--- Begin ---
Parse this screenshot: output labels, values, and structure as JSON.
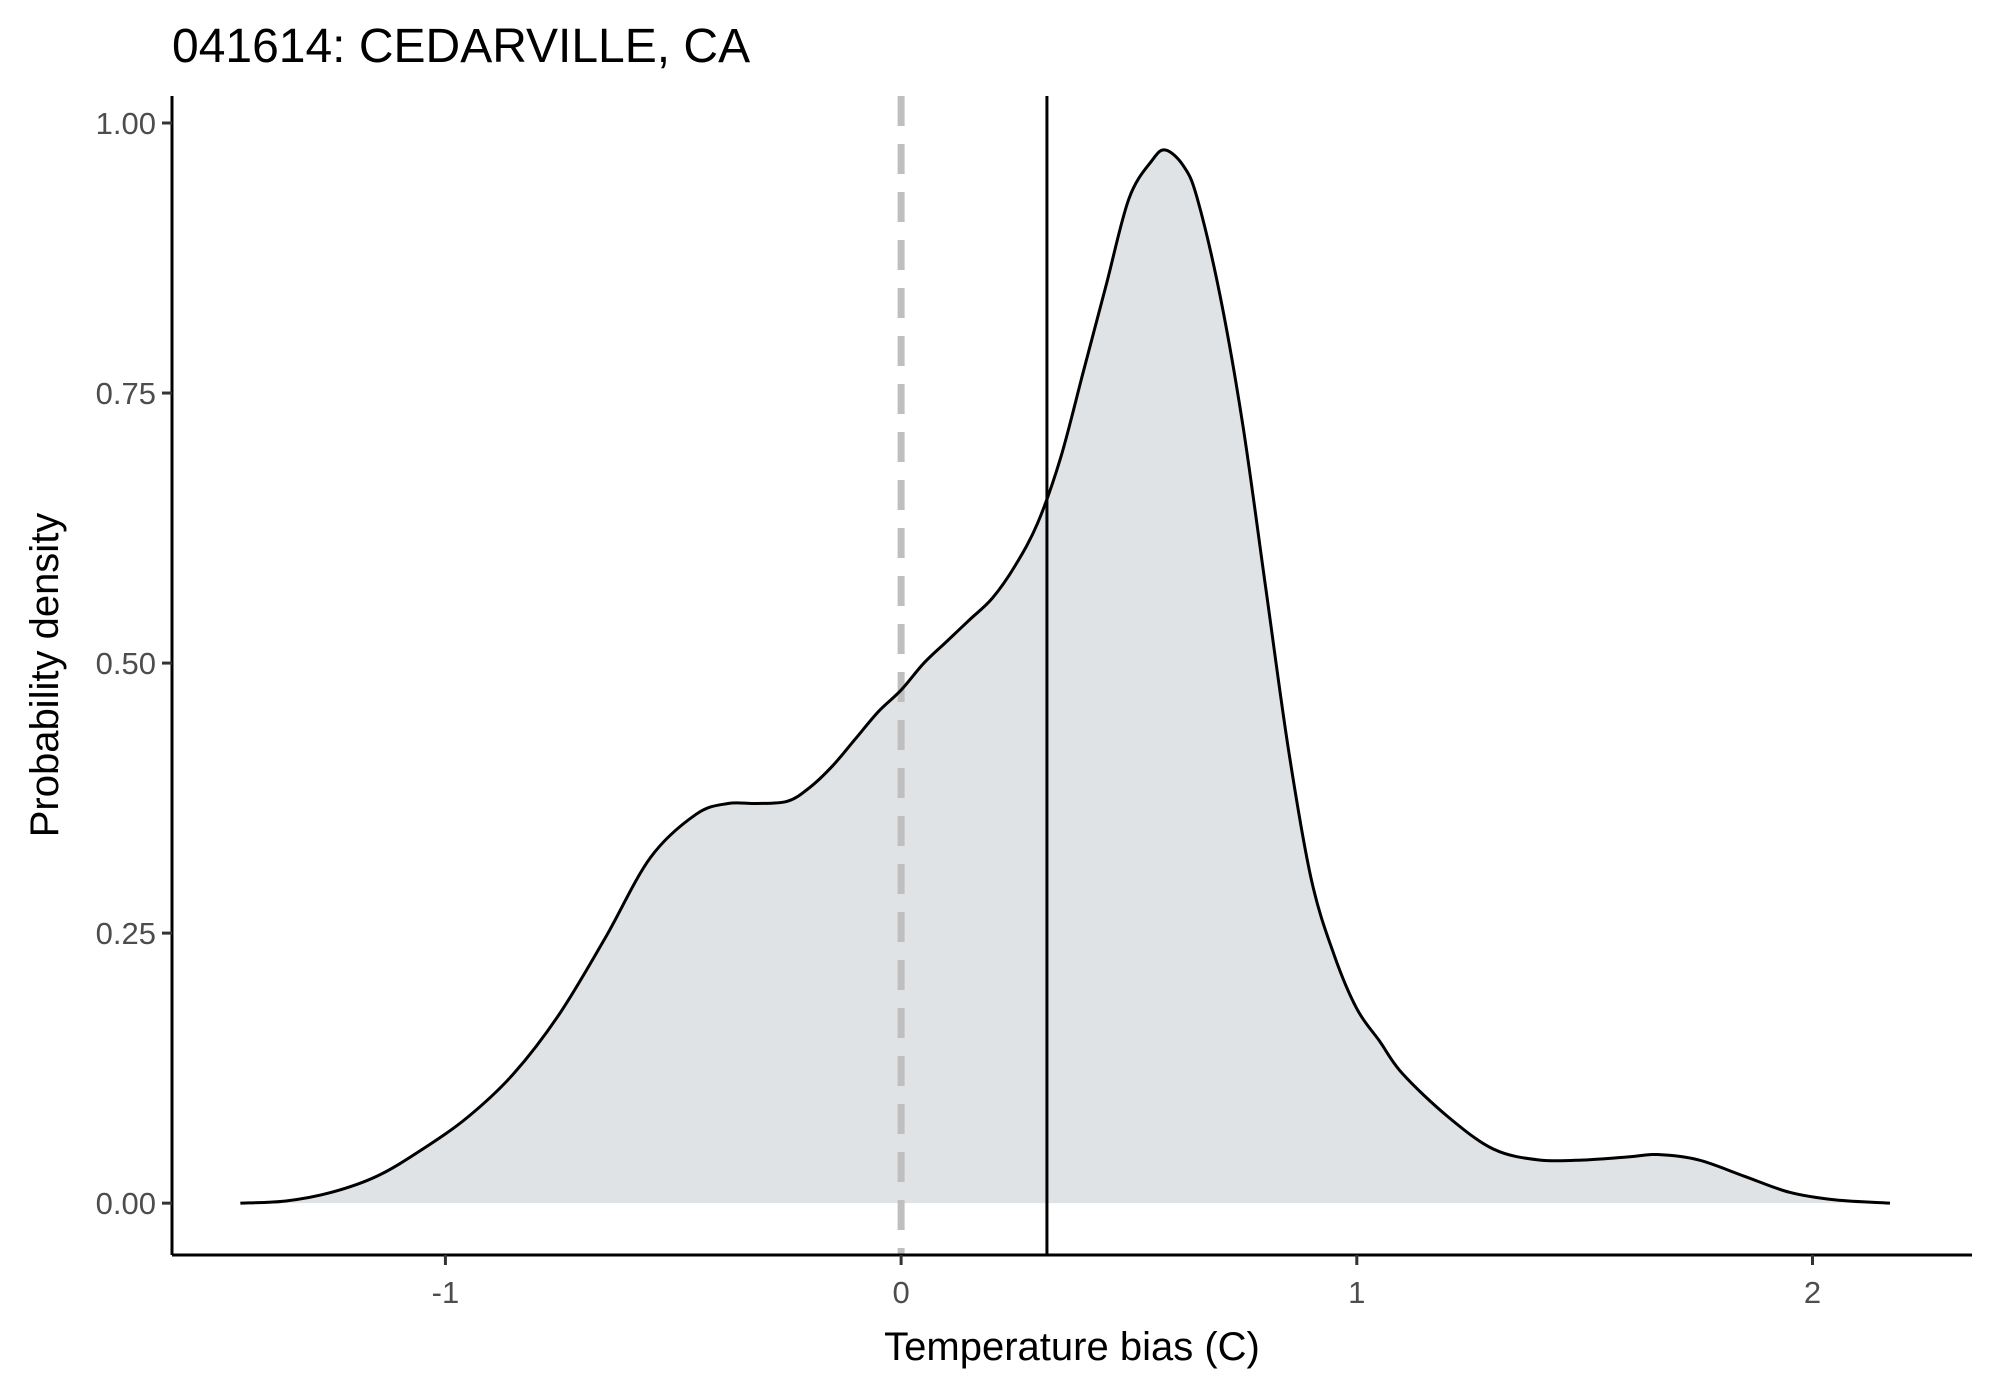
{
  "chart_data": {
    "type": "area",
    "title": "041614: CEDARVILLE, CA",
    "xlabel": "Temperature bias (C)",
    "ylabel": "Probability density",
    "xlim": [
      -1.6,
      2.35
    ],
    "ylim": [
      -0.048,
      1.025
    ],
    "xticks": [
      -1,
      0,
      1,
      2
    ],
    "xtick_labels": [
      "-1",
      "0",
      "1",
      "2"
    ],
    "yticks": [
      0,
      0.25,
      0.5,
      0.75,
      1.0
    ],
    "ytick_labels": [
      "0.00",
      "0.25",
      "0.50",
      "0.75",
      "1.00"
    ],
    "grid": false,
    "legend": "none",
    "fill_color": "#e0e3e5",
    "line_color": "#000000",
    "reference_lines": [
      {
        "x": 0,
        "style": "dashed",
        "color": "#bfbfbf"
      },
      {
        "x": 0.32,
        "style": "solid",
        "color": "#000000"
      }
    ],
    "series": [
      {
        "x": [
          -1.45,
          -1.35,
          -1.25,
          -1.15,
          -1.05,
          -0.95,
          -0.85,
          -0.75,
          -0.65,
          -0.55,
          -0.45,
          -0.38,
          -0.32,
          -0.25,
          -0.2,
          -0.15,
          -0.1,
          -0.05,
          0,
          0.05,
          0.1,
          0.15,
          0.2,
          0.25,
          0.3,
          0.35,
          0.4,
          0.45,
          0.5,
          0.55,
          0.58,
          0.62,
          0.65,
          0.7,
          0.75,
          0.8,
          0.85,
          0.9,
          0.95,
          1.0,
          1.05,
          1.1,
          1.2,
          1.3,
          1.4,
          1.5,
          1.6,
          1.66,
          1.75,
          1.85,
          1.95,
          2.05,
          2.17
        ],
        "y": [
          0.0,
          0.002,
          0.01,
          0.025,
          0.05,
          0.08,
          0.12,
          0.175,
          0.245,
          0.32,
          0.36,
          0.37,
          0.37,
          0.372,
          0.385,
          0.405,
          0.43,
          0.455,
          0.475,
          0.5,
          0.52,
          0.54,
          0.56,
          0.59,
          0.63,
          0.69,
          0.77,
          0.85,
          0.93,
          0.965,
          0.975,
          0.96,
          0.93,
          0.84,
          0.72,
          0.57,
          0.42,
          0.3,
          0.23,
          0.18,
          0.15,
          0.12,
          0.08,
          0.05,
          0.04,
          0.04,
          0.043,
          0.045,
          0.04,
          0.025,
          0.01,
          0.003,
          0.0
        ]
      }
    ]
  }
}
--- End ---
● DIRECTIONS FOR THIS TASK: Repeat each entry exactly as it appears; skip any picture.

● WRITTEN SOLUTION:
Parse this screenshot: output labels, values, and structure as JSON.
{
  "chart_data": {
    "type": "area",
    "title": "041614: CEDARVILLE, CA",
    "xlabel": "Temperature bias (C)",
    "ylabel": "Probability density",
    "xlim": [
      -1.6,
      2.35
    ],
    "ylim": [
      -0.048,
      1.025
    ],
    "xticks": [
      -1,
      0,
      1,
      2
    ],
    "xtick_labels": [
      "-1",
      "0",
      "1",
      "2"
    ],
    "yticks": [
      0,
      0.25,
      0.5,
      0.75,
      1.0
    ],
    "ytick_labels": [
      "0.00",
      "0.25",
      "0.50",
      "0.75",
      "1.00"
    ],
    "grid": false,
    "legend": "none",
    "fill_color": "#e0e3e5",
    "line_color": "#000000",
    "reference_lines": [
      {
        "x": 0,
        "style": "dashed",
        "color": "#bfbfbf"
      },
      {
        "x": 0.32,
        "style": "solid",
        "color": "#000000"
      }
    ],
    "series": [
      {
        "x": [
          -1.45,
          -1.35,
          -1.25,
          -1.15,
          -1.05,
          -0.95,
          -0.85,
          -0.75,
          -0.65,
          -0.55,
          -0.45,
          -0.38,
          -0.32,
          -0.25,
          -0.2,
          -0.15,
          -0.1,
          -0.05,
          0,
          0.05,
          0.1,
          0.15,
          0.2,
          0.25,
          0.3,
          0.35,
          0.4,
          0.45,
          0.5,
          0.55,
          0.58,
          0.62,
          0.65,
          0.7,
          0.75,
          0.8,
          0.85,
          0.9,
          0.95,
          1.0,
          1.05,
          1.1,
          1.2,
          1.3,
          1.4,
          1.5,
          1.6,
          1.66,
          1.75,
          1.85,
          1.95,
          2.05,
          2.17
        ],
        "y": [
          0.0,
          0.002,
          0.01,
          0.025,
          0.05,
          0.08,
          0.12,
          0.175,
          0.245,
          0.32,
          0.36,
          0.37,
          0.37,
          0.372,
          0.385,
          0.405,
          0.43,
          0.455,
          0.475,
          0.5,
          0.52,
          0.54,
          0.56,
          0.59,
          0.63,
          0.69,
          0.77,
          0.85,
          0.93,
          0.965,
          0.975,
          0.96,
          0.93,
          0.84,
          0.72,
          0.57,
          0.42,
          0.3,
          0.23,
          0.18,
          0.15,
          0.12,
          0.08,
          0.05,
          0.04,
          0.04,
          0.043,
          0.045,
          0.04,
          0.025,
          0.01,
          0.003,
          0.0
        ]
      }
    ]
  }
}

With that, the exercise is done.